*YOUR OBJECTIVE*. Character for character, transcribe the entries below, minus the images.

*PROVIDED ENTRIES*.
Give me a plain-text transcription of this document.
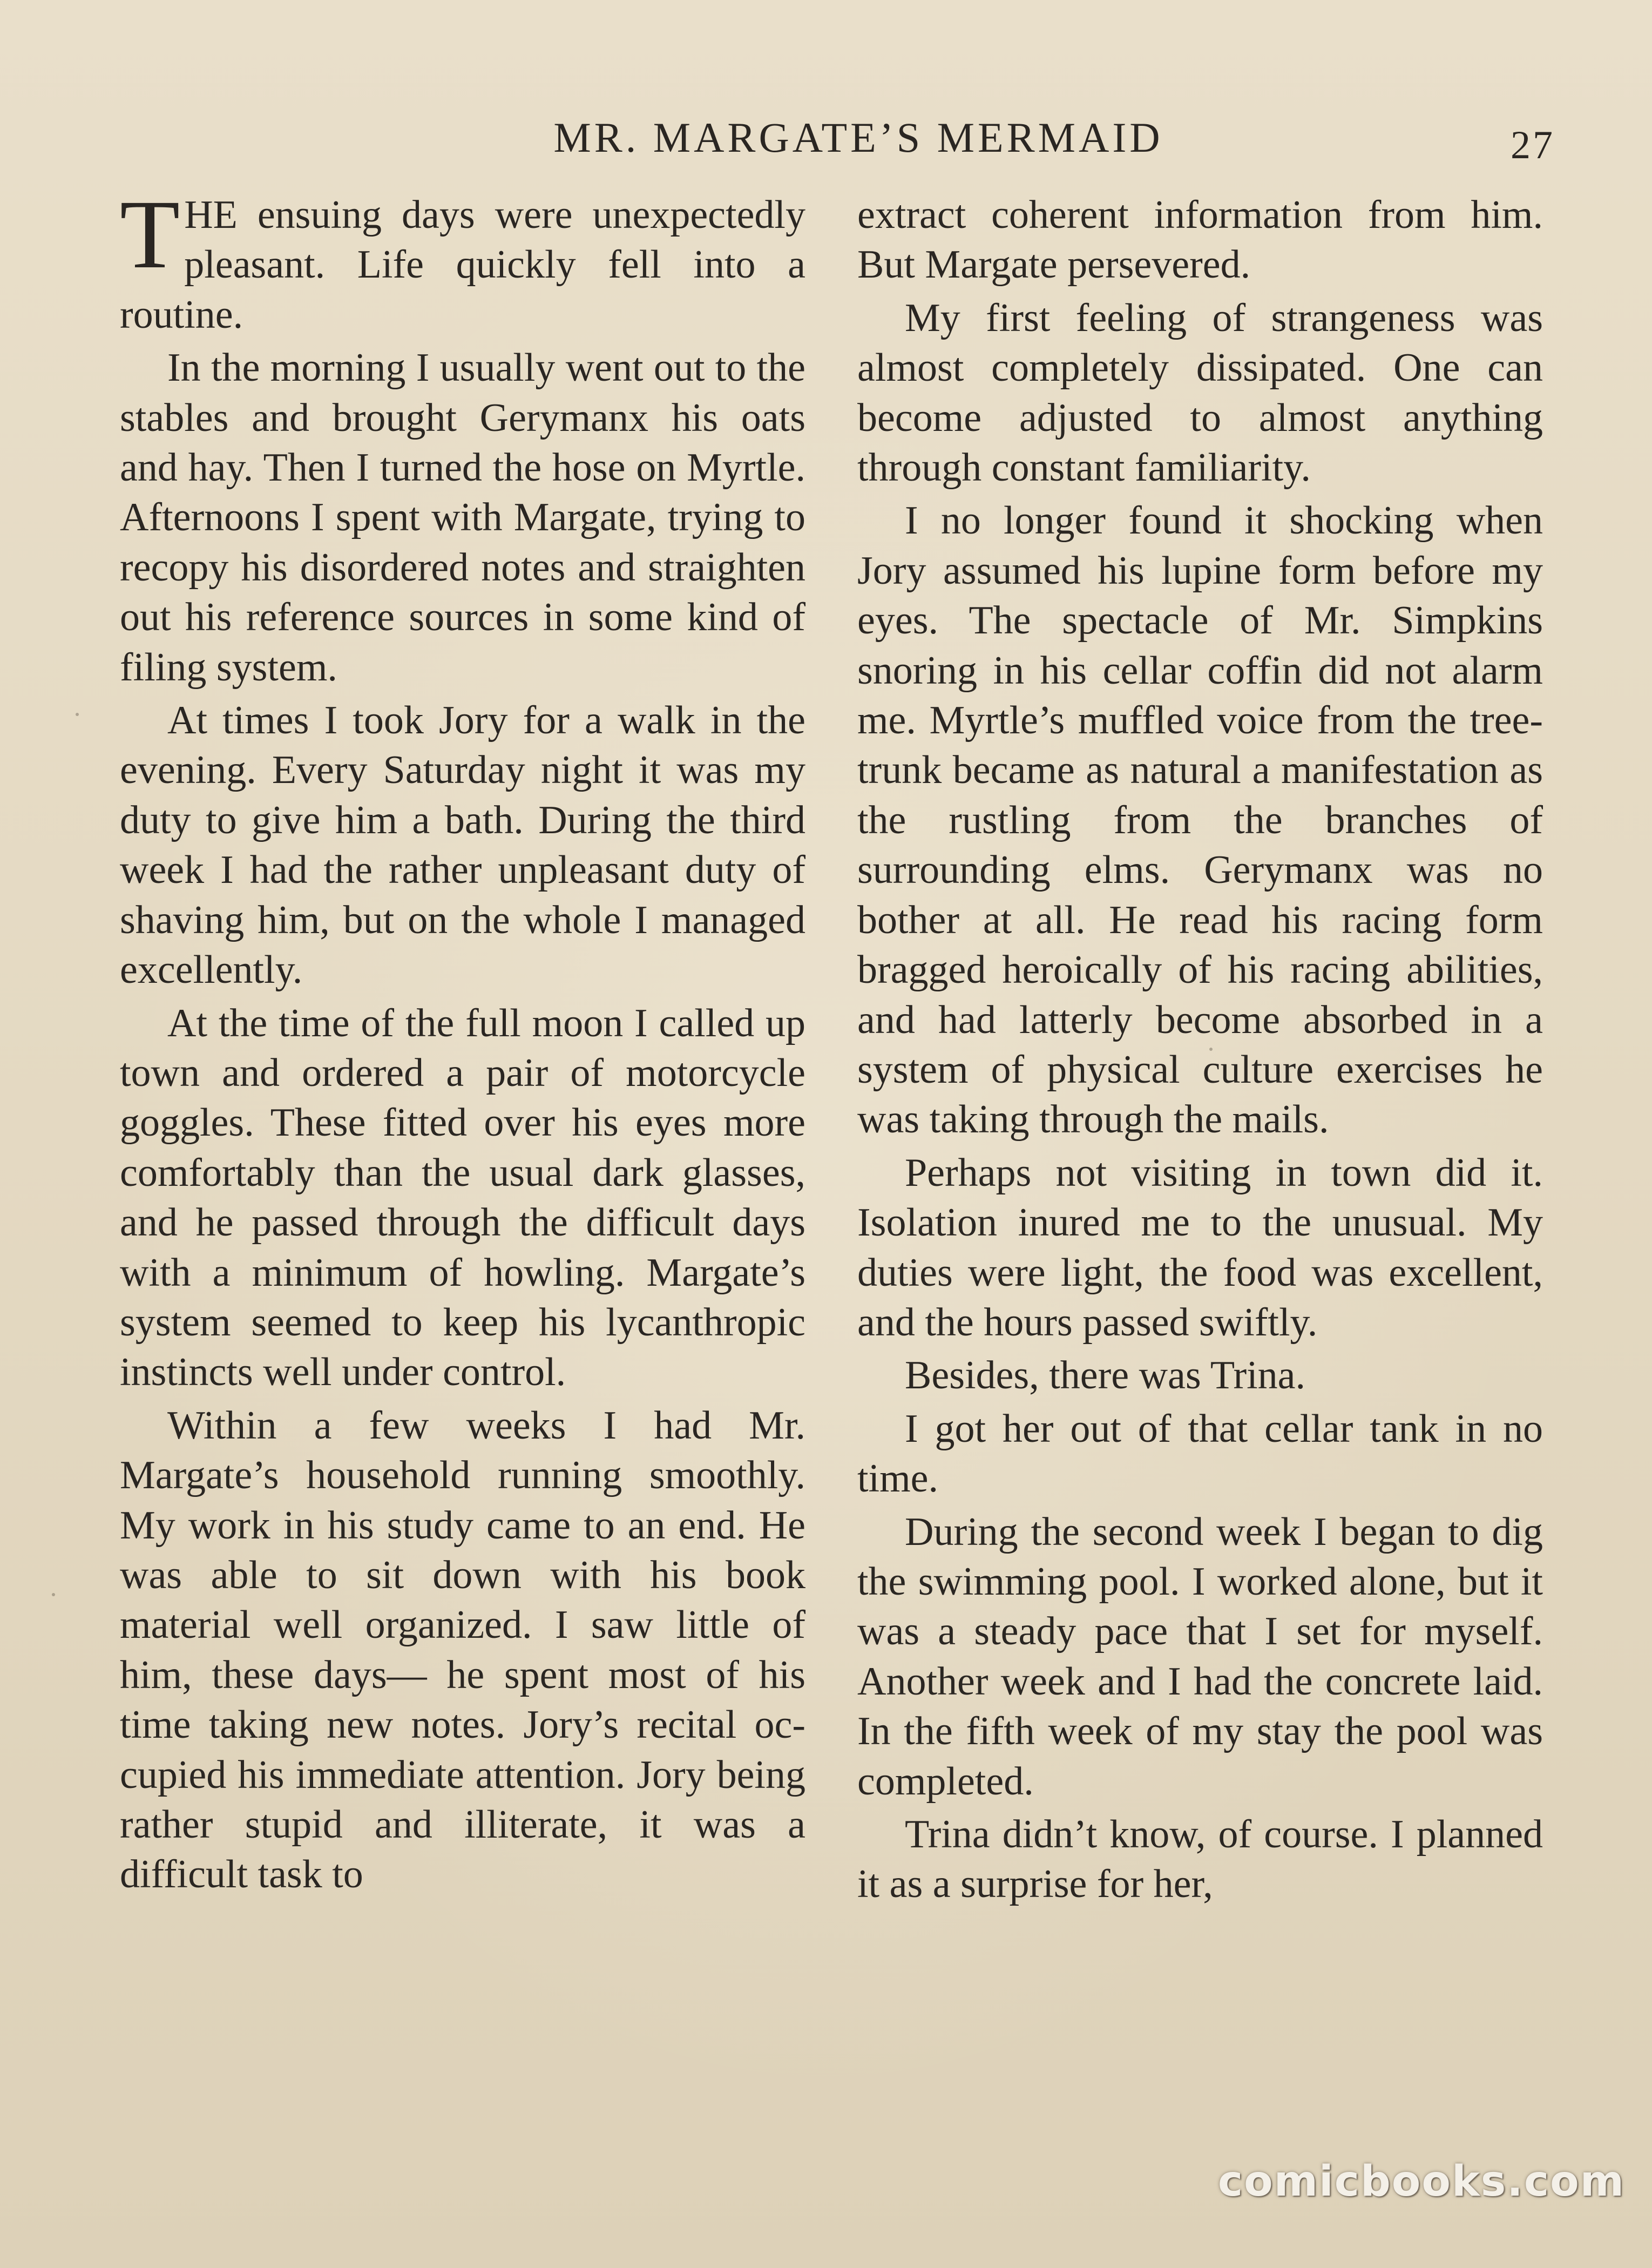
MR. MARGATE’S MERMAID	27

THE ensuing days were unexpectedly pleasant. Life quickly fell into a routine.

In the morning I usually went out to the stables and brought Gerymanx his oats and hay. Then I turned the hose on Myrtle. Afternoons I spent with Margate, trying to recopy his disordered notes and straighten out his reference sources in some kind of filing system.

At times I took Jory for a walk in the evening. Every Saturday night it was my duty to give him a bath. During the third week I had the rather unpleasant duty of shaving him, but on the whole I managed excellently.

At the time of the full moon I called up town and ordered a pair of motorcycle goggles. These fitted over his eyes more comfortably than the usual dark glasses, and he passed through the difficult days with a minimum of howling. Margate’s system seemed to keep his lycanthropic instincts well under control.

Within a few weeks I had Mr. Margate’s household running smoothly. My work in his study came to an end. He was able to sit down with his book material well organized. I saw little of him, these days— he spent most of his time taking new notes. Jory’s recital occupied his immediate attention. Jory being rather stupid and illiterate, it was a difficult task to

extract coherent information from him. But Margate persevered.

My first feeling of strangeness was almost completely dissipated. One can become adjusted to almost anything through constant familiarity.

I no longer found it shocking when Jory assumed his lupine form before my eyes. The spectacle of Mr. Simpkins snoring in his cellar coffin did not alarm me. Myrtle’s muffled voice from the tree-trunk became as natural a manifestation as the rustling from the branches of surrounding elms. Gerymanx was no bother at all. He read his racing form bragged heroically of his racing abilities, and had latterly become absorbed in a system of physical culture exercises he was taking through the mails.

Perhaps not visiting in town did it. Isolation inured me to the unusual. My duties were light, the food was excellent, and the hours passed swiftly.

Besides, there was Trina.

I got her out of that cellar tank in no time.

During the second week I began to dig the swimming pool. I worked alone, but it was a steady pace that I set for myself. Another week and I had the concrete laid. In the fifth week of my stay the pool was completed.

Trina didn’t know, of course. I planned it as a surprise for her,

comicbooks.com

*RESPONSE BELOW*.
Give me a plain-text transcription of this document.
MR. MARGATE’S MERMAID	27

THE ensuing days were unexpectedly pleasant. Life quickly fell into a routine.

In the morning I usually went out to the stables and brought Gerymanx his oats and hay. Then I turned the hose on Myrtle. Afternoons I spent with Margate, trying to recopy his disordered notes and straighten out his reference sources in some kind of filing system.

At times I took Jory for a walk in the evening. Every Saturday night it was my duty to give him a bath. During the third week I had the rather unpleasant duty of shaving him, but on the whole I managed excellently.

At the time of the full moon I called up town and ordered a pair of motorcycle goggles. These fitted over his eyes more comfortably than the usual dark glasses, and he passed through the difficult days with a minimum of howling. Margate’s system seemed to keep his lycanthropic instincts well under control.

Within a few weeks I had Mr. Margate’s household running smoothly. My work in his study came to an end. He was able to sit down with his book material well organized. I saw little of him, these days— he spent most of his time taking new notes. Jory’s recital occupied his immediate attention. Jory being rather stupid and illiterate, it was a difficult task to

extract coherent information from him. But Margate persevered.

My first feeling of strangeness was almost completely dissipated. One can become adjusted to almost anything through constant familiarity.

I no longer found it shocking when Jory assumed his lupine form before my eyes. The spectacle of Mr. Simpkins snoring in his cellar coffin did not alarm me. Myrtle’s muffled voice from the tree-trunk became as natural a manifestation as the rustling from the branches of surrounding elms. Gerymanx was no bother at all. He read his racing form bragged heroically of his racing abilities, and had latterly become absorbed in a system of physical culture exercises he was taking through the mails.

Perhaps not visiting in town did it. Isolation inured me to the unusual. My duties were light, the food was excellent, and the hours passed swiftly.

Besides, there was Trina.

I got her out of that cellar tank in no time.

During the second week I began to dig the swimming pool. I worked alone, but it was a steady pace that I set for myself. Another week and I had the concrete laid. In the fifth week of my stay the pool was completed.

Trina didn’t know, of course. I planned it as a surprise for her,

comicbooks.com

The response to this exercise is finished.